## Provided material
=-=-=

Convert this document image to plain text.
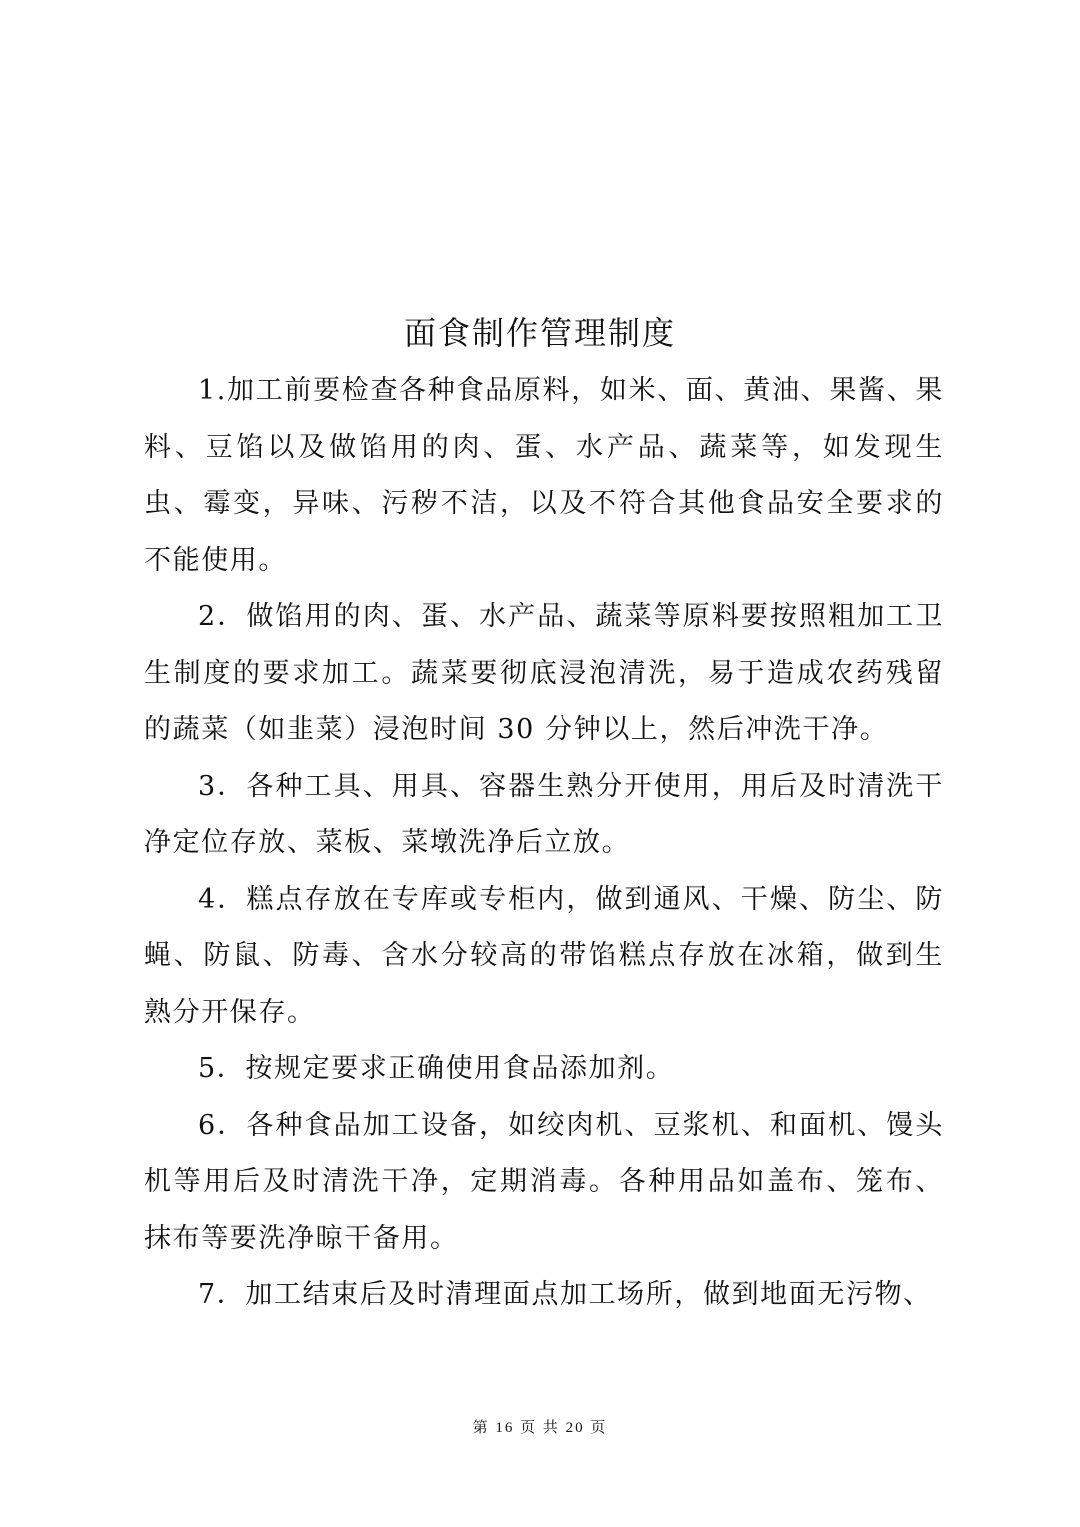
面食制作管理制度

1.加工前要检查各种食品原料，如米、面、黄油、果酱、果料、豆馅以及做馅用的肉、蛋、水产品、蔬菜等，如发现生虫、霉变，异味、污秽不洁，以及不符合其他食品安全要求的不能使用。

2．做馅用的肉、蛋、水产品、蔬菜等原料要按照粗加工卫生制度的要求加工。蔬菜要彻底浸泡清洗，易于造成农药残留的蔬菜（如韭菜）浸泡时间 30 分钟以上，然后冲洗干净。

3．各种工具、用具、容器生熟分开使用，用后及时清洗干净定位存放、菜板、菜墩洗净后立放。

4．糕点存放在专库或专柜内，做到通风、干燥、防尘、防蝇、防鼠、防毒、含水分较高的带馅糕点存放在冰箱，做到生熟分开保存。

5．按规定要求正确使用食品添加剂。

6．各种食品加工设备，如绞肉机、豆浆机、和面机、馒头机等用后及时清洗干净，定期消毒。各种用品如盖布、笼布、抹布等要洗净晾干备用。

7．加工结束后及时清理面点加工场所，做到地面无污物、

第 16 页 共 20 页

=-=-=

Return the whole listing, word for word, and leave out every picture.

## Result
Convert this document image to plain text.
面食制作管理制度

1.加工前要检查各种食品原料，如米、面、黄油、果酱、果料、豆馅以及做馅用的肉、蛋、水产品、蔬菜等，如发现生虫、霉变，异味、污秽不洁，以及不符合其他食品安全要求的不能使用。

2．做馅用的肉、蛋、水产品、蔬菜等原料要按照粗加工卫生制度的要求加工。蔬菜要彻底浸泡清洗，易于造成农药残留的蔬菜（如韭菜）浸泡时间 30 分钟以上，然后冲洗干净。

3．各种工具、用具、容器生熟分开使用，用后及时清洗干净定位存放、菜板、菜墩洗净后立放。

4．糕点存放在专库或专柜内，做到通风、干燥、防尘、防蝇、防鼠、防毒、含水分较高的带馅糕点存放在冰箱，做到生熟分开保存。

5．按规定要求正确使用食品添加剂。

6．各种食品加工设备，如绞肉机、豆浆机、和面机、馒头机等用后及时清洗干净，定期消毒。各种用品如盖布、笼布、抹布等要洗净晾干备用。

7．加工结束后及时清理面点加工场所，做到地面无污物、

第 16 页 共 20 页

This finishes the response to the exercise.